▸ Set tasks
a) Answer these questions from the iLQR derivation passage:
(i) Which terms disappear when the derivative is taken with respect to the control?
(ii) At which time stamp are the hessian matrix and gradient vector of the approximated cost-to-go?
(iii) What did plugging the optimal control input back into HJB yield?
b) Carry on the iLQR derivation passage from its last sentence.

-- START OF Text segment --

Look scary? But we can also observe that this is expression is quadratic in both \(\delta x_k \text{ and } \delta u_k\), which means we can rearrange the equation as follows:

\[\delta Q_k = \min _{\delta u} \ \frac{1}{2} \begin{bmatrix} \delta x_k\\ \delta u_k\end{bmatrix}^T Q_k \begin{bmatrix} \delta x_k\\ \delta u_k\end{bmatrix} + q_k^T \begin{bmatrix} \delta x_k\\ \delta u_k\end{bmatrix}\]

where

\[Q_k = \begin{bmatrix} A_k^T H_{k+1}A_k + l_{xx} & A^T_k H_{k+1} B_k + l_{xu}\\ B_k^T H_{k+1}A_k + l_{ux} & B^T_k H_{k+1} B_k + l_{uu}\\ \end{bmatrix} \quad q_k = \begin{bmatrix} A_k^T g_{k+1} + l_x \\ B_k^T g_{k+1} + l_u \end{bmatrix}\]

If we now take the deriative of the expression above with respect to \(\delta_u\), we see that terms quadratic in \(\delta x\) go away and we end up with:

\[0 = Q_{uu} \delta u_k^* + \frac{1}{2} (\delta x_k^T Q_{xu} + Q_{ux}\delta x_k) + q_u\]

We rearrange the equation for the optimal control

\[\begin{aligned} \delta u_k ^* &= -Q_{uu}^{-1} (Q_{ux}\delta x_k + q_u)\\ &= -Q_{uu}^{-1} Q_{ux} \delta x_k - Q_{uu}^{-1}q_u \\ &= K_k \delta x_k + d_k \end{aligned}\]

This is again just as in LQR in a linear feedback controller with an additive term. We can observe that each element here is approximated at the current time stamp \(k\), EXCEPT the hessian matrix and gradient vector of the approximated nonlinear cost-to-go is at the proceding time stamp \(k+1\). This is exactly the reason we are running iLQR backwards in the opposite direction of the forward simulation. Once we obtain the gain and and additive term in the current time stamp \(k\) we can actually express the hessian and gradient for the preceding time stamp \(k-1\)

Just as HJB where we plugged the optimal control input back into HJB to obtain the algebraic ricatti equation and solve for matrix \(S\), we are going to do the same but to obtain expressions for the hessian and gradient.

-- END OF Text segment --
-- START OF Recorded information --

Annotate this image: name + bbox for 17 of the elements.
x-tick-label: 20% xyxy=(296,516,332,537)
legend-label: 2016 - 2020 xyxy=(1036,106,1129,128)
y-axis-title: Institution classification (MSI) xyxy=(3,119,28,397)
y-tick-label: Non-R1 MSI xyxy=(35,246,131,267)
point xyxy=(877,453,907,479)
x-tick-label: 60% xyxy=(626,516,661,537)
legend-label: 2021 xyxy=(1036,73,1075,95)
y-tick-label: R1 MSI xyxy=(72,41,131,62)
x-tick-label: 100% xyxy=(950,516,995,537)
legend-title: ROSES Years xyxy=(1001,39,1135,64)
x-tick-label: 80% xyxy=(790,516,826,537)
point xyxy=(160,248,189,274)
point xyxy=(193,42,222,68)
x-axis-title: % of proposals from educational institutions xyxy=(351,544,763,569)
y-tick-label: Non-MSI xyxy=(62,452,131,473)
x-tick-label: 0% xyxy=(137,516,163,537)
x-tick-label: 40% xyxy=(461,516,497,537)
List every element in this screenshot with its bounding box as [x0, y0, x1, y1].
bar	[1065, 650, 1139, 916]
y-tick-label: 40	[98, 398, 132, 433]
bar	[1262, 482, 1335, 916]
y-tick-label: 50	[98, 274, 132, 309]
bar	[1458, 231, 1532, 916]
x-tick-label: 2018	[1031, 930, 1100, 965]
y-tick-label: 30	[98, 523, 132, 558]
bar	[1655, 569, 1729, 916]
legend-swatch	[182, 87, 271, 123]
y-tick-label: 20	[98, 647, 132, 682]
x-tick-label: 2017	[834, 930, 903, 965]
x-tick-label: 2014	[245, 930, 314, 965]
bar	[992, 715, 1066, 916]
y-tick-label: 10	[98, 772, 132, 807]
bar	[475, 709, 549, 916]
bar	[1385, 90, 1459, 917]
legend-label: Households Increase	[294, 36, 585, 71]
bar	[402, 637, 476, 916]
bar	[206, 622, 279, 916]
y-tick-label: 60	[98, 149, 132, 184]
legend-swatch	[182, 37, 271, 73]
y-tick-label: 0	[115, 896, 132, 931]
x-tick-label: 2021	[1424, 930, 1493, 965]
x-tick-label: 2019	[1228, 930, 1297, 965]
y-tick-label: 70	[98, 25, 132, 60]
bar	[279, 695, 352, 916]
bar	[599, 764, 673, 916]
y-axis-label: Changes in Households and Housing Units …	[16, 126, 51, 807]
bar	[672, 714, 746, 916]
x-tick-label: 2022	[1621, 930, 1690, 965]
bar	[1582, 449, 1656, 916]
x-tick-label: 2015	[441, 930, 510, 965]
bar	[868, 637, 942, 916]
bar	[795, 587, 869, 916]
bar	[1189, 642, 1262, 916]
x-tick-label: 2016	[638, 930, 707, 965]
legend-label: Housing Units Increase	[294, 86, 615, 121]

-- END OF Recorded information --

▸ Task answers
a)
(i) The terms quadratic in δx.
(ii) The proceeding time stamp, k+1.
(iii) The algebraic Riccati equation, which is solved for the matrix S.

b)
\[\begin{aligned} \delta Q_k = & \frac{1}{2} \delta x_k^T Q_{xx} \delta x_k + \frac{1}{2} (K_k \delta x_k + d_k)^T Q_{uu} (K_k \delta x_k + d_k) \\ & + \frac{1}{2} \delta x_k^T Q_{xu} (K_k \delta x_k + d_k) + \frac{1}{2}(K_k \delta x_k + d_k)^T Q_{ux} \delta x_k \\ & + q_x^T \delta x_k + q_u^T (K_k \delta x_k + d_k) \\ = & \frac{1}{2} \delta x_k^T (Q_{xx}+ K_k^T Q_{uu} K_k + 2Q_{xu}K_k ) \delta x_k\\ & + (d_kQ_{uu}K_k + d_kQ_{ux} + q_x + q_u K_k) \delta x_k +\frac{1}{2} d_k^T Q_{uu} d_k + q_u^T d_k \end{aligned}\]

The idea is to recall that in the beginning we approximate the cost-to-go up to 2nd order, which is an additive term plus a lienar term in \(\delta x\) and aquadratic term in \(\delta x\). Hence, once we plug in the optimal control, we should expect the same structure.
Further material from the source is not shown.